Task objective ::
Search the listing below for the string "watermark" and copy every line where it occurs.

## Start The records

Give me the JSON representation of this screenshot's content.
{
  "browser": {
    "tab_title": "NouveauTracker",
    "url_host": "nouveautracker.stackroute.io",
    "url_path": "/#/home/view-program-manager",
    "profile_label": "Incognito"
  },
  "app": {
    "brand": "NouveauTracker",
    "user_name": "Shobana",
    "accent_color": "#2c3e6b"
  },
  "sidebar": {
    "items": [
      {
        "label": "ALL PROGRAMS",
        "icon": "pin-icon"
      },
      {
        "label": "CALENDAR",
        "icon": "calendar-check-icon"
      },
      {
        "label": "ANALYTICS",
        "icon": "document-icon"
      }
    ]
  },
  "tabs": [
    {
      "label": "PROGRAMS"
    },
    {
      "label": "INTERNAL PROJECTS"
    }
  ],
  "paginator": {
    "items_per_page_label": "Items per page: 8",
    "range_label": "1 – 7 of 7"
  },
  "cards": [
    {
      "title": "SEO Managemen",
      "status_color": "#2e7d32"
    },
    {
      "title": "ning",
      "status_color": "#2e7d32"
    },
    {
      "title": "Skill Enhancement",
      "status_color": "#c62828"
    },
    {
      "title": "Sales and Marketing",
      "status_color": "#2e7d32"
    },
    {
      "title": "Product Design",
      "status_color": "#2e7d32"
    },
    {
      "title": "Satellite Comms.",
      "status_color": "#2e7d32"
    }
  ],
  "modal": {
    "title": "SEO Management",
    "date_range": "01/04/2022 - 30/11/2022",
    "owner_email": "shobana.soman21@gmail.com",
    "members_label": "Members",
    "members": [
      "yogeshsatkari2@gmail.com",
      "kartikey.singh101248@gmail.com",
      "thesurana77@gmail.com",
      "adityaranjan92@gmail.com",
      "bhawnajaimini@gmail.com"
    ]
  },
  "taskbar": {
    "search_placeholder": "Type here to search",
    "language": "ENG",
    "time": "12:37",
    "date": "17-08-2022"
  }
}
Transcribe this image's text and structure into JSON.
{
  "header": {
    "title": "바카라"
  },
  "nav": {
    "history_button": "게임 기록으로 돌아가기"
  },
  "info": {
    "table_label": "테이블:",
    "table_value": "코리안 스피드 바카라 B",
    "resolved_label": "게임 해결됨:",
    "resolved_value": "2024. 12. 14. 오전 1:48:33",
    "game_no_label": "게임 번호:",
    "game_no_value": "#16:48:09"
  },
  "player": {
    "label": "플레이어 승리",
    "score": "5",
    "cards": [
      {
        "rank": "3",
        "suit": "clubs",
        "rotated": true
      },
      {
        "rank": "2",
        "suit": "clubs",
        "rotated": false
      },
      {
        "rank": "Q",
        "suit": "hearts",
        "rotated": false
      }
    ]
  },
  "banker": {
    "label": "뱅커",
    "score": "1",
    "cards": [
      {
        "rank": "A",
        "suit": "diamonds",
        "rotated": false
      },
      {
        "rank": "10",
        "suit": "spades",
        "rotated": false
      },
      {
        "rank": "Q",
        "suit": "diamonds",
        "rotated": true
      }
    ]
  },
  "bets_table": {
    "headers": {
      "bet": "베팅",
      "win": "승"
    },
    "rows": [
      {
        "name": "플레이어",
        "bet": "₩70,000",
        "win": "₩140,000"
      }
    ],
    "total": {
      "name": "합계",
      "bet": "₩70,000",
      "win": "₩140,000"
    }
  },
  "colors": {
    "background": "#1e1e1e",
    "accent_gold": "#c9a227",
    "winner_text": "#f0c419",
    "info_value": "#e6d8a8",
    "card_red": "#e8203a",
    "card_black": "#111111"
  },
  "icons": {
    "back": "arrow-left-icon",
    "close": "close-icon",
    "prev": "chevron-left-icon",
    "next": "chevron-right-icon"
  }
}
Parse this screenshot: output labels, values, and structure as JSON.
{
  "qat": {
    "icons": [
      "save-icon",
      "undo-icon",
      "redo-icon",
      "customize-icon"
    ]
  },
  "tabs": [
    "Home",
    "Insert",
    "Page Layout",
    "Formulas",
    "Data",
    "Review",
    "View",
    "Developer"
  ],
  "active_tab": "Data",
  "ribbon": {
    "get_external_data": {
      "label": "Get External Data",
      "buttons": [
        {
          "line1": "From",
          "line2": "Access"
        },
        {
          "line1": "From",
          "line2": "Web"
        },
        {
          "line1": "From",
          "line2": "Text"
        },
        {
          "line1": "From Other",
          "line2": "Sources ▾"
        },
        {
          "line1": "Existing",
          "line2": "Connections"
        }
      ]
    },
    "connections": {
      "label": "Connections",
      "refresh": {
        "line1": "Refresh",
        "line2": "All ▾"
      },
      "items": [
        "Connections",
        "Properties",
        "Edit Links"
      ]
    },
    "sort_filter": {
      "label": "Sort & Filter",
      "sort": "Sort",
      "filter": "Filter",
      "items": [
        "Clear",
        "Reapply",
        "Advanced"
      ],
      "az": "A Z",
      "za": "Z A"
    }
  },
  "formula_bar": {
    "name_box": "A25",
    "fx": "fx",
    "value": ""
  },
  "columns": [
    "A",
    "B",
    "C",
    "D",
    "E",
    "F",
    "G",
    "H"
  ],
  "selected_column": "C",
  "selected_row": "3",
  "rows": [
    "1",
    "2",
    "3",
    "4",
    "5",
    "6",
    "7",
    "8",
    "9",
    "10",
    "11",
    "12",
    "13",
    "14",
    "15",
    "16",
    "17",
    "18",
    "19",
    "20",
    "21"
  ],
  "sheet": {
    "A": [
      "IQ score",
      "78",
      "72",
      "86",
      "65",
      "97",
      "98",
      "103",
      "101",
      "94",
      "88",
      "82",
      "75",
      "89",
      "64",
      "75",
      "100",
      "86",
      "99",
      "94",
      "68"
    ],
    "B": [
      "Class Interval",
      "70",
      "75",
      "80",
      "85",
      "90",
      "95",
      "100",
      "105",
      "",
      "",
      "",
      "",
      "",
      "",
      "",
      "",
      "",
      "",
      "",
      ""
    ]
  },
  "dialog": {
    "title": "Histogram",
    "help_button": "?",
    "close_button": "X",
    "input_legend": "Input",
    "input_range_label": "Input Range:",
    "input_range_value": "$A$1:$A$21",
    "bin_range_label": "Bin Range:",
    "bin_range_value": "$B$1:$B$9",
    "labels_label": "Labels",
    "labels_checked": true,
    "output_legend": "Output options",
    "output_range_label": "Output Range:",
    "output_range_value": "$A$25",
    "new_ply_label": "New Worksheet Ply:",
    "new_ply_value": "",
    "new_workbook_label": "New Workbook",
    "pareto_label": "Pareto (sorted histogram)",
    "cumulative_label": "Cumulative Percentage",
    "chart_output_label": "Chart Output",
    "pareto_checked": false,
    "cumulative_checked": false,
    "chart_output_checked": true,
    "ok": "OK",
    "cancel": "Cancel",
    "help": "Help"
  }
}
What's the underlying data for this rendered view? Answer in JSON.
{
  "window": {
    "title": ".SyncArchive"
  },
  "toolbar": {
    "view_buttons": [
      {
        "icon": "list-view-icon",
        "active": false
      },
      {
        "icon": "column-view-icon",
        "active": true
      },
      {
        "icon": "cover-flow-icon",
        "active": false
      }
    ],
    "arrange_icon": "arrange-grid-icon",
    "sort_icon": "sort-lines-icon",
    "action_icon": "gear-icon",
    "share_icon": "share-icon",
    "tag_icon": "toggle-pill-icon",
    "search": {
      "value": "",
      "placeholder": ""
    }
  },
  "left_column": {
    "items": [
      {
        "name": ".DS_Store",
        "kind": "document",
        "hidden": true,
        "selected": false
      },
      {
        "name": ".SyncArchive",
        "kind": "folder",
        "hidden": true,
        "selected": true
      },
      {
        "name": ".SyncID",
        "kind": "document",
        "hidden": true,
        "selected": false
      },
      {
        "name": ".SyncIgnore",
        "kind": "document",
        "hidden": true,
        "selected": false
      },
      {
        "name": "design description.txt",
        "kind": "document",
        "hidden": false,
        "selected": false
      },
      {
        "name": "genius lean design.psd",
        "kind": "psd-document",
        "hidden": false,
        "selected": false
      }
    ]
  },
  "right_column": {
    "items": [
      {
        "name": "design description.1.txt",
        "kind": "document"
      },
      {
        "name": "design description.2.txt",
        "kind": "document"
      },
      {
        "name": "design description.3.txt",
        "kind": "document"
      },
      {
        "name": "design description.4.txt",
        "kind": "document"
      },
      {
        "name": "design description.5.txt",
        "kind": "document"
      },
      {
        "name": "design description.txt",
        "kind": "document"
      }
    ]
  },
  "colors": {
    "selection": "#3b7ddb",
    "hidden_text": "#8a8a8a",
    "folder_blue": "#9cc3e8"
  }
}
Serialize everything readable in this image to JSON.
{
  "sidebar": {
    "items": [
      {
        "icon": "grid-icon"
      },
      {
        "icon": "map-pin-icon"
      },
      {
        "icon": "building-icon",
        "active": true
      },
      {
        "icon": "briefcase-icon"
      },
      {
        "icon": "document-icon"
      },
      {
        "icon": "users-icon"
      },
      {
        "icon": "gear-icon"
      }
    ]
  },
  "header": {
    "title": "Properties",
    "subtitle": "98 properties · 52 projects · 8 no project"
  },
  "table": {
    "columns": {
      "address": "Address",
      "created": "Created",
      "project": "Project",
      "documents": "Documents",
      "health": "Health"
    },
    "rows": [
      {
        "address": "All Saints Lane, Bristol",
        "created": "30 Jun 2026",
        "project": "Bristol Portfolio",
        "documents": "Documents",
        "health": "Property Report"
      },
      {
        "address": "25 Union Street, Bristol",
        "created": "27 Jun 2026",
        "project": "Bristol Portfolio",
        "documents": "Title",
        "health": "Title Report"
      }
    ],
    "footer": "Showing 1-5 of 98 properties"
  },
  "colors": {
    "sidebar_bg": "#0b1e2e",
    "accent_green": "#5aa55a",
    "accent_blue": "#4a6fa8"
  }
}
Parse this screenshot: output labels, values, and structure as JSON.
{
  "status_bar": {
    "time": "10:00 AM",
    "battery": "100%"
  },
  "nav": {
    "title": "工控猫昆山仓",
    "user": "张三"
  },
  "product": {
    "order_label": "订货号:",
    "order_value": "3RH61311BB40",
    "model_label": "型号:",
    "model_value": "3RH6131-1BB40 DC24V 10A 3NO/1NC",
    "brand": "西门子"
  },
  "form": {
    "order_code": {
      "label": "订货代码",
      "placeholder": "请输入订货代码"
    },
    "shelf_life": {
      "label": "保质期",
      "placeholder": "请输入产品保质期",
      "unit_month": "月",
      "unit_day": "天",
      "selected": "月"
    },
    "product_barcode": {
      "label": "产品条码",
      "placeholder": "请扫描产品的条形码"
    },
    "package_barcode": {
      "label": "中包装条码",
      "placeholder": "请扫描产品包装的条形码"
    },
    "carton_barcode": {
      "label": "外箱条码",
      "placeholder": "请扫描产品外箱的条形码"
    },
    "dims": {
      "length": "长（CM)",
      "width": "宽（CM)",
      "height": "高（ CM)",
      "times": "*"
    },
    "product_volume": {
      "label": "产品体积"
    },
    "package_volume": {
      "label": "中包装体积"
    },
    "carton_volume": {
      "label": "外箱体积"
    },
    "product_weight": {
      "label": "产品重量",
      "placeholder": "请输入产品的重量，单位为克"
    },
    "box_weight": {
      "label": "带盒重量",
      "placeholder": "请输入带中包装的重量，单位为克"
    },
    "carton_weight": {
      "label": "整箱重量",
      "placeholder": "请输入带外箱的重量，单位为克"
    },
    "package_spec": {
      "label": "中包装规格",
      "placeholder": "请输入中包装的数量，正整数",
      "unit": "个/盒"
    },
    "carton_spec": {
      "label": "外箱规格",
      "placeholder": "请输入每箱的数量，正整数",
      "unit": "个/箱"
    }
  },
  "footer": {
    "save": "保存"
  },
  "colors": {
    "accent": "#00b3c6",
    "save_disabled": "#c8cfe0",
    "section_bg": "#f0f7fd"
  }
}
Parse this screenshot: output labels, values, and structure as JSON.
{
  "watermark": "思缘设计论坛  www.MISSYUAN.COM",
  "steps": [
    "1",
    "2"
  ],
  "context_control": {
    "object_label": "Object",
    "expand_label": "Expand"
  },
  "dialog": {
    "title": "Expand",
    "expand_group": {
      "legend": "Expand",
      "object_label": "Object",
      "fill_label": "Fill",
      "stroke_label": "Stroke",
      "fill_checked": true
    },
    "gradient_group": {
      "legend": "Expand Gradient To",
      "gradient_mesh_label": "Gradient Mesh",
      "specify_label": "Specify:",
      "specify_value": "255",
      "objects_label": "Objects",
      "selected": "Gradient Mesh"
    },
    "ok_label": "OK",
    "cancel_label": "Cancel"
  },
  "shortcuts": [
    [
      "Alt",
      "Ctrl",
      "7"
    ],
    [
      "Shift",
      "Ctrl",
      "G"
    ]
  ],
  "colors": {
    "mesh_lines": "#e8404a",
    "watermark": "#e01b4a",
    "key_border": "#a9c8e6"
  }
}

## End The records

Correct result ::
  "watermark": "思缘设计论坛  www.MISSYUAN.COM",
    "watermark": "#e01b4a",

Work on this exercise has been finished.